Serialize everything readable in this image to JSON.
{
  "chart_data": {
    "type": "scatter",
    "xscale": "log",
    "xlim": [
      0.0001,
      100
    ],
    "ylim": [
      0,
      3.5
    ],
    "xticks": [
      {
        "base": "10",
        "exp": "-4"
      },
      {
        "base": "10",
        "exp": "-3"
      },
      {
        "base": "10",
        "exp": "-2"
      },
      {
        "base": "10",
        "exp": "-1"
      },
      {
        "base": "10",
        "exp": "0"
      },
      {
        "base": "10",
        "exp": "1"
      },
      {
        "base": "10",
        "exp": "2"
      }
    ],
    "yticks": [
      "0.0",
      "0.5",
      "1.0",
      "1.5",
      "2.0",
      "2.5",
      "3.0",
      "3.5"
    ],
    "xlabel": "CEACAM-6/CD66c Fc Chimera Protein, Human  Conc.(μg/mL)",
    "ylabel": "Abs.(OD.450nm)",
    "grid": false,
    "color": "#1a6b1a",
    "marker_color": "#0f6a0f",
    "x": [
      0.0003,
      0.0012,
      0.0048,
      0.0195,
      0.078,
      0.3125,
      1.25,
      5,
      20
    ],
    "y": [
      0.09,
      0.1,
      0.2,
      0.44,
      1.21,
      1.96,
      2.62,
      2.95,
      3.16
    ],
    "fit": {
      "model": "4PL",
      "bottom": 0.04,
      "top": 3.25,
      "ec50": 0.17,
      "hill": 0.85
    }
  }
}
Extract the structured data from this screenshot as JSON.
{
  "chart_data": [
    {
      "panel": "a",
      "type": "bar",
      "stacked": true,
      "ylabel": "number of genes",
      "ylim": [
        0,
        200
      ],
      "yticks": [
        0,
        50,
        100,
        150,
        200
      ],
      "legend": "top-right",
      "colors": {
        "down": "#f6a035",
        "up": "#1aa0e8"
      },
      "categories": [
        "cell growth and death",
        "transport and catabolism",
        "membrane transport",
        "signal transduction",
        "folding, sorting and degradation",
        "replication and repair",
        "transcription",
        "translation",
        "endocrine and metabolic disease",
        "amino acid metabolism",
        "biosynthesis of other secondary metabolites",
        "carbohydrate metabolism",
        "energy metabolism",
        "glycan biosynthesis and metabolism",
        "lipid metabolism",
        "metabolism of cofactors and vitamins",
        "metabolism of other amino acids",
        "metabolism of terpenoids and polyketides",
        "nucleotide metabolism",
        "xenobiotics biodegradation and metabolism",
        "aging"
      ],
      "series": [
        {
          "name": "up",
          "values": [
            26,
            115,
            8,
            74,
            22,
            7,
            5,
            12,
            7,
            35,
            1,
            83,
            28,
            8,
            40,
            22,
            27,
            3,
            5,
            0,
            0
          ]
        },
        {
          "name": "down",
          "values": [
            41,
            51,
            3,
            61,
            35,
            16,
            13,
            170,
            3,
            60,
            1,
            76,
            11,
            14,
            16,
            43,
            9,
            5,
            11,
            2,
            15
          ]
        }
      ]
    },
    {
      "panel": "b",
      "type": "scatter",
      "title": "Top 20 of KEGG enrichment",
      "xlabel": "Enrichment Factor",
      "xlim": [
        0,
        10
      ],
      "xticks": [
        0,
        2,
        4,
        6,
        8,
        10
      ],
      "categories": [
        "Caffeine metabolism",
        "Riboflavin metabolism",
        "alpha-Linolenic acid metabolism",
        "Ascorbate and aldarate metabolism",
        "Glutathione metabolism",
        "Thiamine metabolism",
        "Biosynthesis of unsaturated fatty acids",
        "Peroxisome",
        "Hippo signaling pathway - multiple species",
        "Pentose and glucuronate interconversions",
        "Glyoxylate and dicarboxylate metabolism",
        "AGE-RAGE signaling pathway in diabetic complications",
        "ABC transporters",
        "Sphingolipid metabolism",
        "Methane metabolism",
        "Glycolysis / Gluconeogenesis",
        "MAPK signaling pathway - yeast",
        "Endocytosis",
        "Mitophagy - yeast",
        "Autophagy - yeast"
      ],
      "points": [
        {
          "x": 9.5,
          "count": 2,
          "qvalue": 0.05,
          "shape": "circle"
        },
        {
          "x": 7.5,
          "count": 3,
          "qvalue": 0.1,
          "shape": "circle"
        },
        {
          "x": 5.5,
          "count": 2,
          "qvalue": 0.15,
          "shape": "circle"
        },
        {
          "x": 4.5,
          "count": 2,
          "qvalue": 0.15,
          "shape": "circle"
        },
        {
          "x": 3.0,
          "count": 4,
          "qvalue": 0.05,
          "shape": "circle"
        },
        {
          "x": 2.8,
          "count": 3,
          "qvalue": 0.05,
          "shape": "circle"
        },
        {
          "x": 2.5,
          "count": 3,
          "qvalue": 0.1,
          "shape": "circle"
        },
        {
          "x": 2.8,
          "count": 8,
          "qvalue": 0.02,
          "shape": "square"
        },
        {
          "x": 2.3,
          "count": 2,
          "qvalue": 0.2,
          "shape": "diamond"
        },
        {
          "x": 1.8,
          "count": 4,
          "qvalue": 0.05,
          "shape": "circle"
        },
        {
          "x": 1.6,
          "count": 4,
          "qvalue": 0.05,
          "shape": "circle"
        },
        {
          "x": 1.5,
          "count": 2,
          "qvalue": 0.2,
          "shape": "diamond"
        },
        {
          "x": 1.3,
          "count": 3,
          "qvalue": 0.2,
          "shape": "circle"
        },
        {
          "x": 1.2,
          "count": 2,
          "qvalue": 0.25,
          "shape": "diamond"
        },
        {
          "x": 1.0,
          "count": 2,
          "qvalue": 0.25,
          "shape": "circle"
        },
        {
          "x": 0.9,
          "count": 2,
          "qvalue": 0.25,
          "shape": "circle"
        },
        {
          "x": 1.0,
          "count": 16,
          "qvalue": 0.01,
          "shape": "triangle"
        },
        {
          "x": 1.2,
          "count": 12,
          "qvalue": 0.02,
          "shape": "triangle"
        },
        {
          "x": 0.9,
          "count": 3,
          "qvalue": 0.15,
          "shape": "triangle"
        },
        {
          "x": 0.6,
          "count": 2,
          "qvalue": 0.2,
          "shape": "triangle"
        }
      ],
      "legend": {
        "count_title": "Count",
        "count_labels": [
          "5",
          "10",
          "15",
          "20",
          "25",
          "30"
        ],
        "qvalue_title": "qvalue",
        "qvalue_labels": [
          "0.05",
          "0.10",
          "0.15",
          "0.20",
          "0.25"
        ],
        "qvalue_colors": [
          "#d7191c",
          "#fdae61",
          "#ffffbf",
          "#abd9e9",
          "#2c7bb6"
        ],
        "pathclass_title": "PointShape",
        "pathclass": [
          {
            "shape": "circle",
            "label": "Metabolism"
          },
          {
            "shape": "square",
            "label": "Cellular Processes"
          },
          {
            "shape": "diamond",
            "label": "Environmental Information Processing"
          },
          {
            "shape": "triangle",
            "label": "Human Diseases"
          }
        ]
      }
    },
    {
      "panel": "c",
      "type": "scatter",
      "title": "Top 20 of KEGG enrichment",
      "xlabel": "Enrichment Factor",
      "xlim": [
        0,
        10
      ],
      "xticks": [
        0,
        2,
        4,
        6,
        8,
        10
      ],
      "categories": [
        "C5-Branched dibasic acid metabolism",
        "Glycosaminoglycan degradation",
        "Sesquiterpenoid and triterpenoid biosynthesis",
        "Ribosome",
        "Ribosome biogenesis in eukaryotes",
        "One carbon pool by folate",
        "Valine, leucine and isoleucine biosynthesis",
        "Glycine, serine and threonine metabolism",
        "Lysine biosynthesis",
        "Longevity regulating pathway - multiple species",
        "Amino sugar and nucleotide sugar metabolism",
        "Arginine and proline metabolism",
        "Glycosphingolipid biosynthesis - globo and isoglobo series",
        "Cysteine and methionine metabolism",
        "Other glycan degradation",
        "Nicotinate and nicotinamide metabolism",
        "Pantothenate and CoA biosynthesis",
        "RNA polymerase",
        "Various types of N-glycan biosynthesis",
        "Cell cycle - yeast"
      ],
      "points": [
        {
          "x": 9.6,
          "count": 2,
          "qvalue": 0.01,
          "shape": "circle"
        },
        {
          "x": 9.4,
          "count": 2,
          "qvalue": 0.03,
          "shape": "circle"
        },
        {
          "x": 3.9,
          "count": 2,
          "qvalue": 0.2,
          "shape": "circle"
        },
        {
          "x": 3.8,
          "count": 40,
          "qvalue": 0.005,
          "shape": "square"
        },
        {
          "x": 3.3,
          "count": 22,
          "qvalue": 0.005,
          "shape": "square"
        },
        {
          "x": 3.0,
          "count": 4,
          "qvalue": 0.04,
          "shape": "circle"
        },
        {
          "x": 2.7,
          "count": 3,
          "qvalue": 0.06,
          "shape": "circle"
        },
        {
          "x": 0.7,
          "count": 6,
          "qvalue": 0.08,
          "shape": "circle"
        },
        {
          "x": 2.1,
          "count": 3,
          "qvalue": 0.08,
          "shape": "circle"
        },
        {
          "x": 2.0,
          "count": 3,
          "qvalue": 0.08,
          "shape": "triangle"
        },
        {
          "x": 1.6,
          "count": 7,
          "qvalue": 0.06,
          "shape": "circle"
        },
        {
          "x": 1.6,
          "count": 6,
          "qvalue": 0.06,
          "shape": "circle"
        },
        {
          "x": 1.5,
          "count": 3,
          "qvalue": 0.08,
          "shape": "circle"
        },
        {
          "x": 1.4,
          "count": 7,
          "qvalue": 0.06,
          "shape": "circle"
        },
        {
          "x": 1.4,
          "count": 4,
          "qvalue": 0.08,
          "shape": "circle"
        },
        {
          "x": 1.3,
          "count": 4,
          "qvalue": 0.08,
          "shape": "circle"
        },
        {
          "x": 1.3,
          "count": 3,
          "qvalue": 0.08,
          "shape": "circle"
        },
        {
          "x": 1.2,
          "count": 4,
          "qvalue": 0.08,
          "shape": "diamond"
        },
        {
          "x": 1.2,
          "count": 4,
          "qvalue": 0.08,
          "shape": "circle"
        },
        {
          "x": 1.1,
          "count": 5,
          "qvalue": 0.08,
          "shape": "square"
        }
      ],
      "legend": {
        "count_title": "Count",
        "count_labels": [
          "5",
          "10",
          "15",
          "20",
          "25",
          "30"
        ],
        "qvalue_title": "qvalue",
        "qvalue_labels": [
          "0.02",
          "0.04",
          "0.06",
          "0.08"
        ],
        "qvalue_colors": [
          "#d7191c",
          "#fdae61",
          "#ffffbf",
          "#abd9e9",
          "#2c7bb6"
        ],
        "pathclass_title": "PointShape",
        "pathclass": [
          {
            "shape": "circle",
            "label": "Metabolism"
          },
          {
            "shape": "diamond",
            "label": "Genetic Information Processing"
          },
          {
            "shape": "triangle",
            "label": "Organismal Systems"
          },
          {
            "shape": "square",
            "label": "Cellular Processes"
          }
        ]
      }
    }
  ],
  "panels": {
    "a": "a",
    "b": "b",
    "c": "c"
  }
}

> **YOUR INSTRUCTIONS**:
Show every line in the records above that contains the word "yeast".

> **TASK SOLUTION**:
        "MAPK signaling pathway - yeast",
        "Mitophagy - yeast",
        "Autophagy - yeast"
        "Cell cycle - yeast"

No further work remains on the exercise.